Dataset excerpt
######
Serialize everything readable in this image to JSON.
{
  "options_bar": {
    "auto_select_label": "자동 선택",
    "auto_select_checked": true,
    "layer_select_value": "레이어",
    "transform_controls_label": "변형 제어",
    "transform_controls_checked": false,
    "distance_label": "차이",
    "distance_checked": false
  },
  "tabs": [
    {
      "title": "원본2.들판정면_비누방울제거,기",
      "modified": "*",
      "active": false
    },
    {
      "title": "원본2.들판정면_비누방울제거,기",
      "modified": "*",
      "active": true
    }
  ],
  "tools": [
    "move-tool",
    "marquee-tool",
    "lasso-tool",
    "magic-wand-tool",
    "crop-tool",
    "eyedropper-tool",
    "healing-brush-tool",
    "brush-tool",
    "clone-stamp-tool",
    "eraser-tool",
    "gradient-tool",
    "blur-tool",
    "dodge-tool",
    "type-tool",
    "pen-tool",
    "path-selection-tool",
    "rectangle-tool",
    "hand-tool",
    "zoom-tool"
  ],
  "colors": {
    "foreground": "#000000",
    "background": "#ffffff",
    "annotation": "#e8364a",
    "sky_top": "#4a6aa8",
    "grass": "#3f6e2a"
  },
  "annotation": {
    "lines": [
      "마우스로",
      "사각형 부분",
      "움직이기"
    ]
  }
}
######
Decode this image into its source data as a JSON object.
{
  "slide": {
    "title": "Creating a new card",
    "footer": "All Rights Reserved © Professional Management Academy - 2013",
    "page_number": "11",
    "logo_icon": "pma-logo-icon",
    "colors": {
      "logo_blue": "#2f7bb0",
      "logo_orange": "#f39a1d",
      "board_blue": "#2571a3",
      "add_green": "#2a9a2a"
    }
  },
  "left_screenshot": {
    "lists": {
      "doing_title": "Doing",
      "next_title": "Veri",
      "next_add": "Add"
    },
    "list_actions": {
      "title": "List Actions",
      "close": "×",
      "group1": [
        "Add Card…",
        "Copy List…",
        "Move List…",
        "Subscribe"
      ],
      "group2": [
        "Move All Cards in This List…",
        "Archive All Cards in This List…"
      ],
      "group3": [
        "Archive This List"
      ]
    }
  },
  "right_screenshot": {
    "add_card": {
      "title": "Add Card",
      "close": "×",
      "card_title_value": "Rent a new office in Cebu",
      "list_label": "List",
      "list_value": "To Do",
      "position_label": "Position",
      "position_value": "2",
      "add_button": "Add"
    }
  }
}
######
:: Task requirements ::
Gather all lines where the word "JSON" appears.

:: Completed task ::
Serialize everything readable in this image to JSON.
Decode this image into its source data as a JSON object.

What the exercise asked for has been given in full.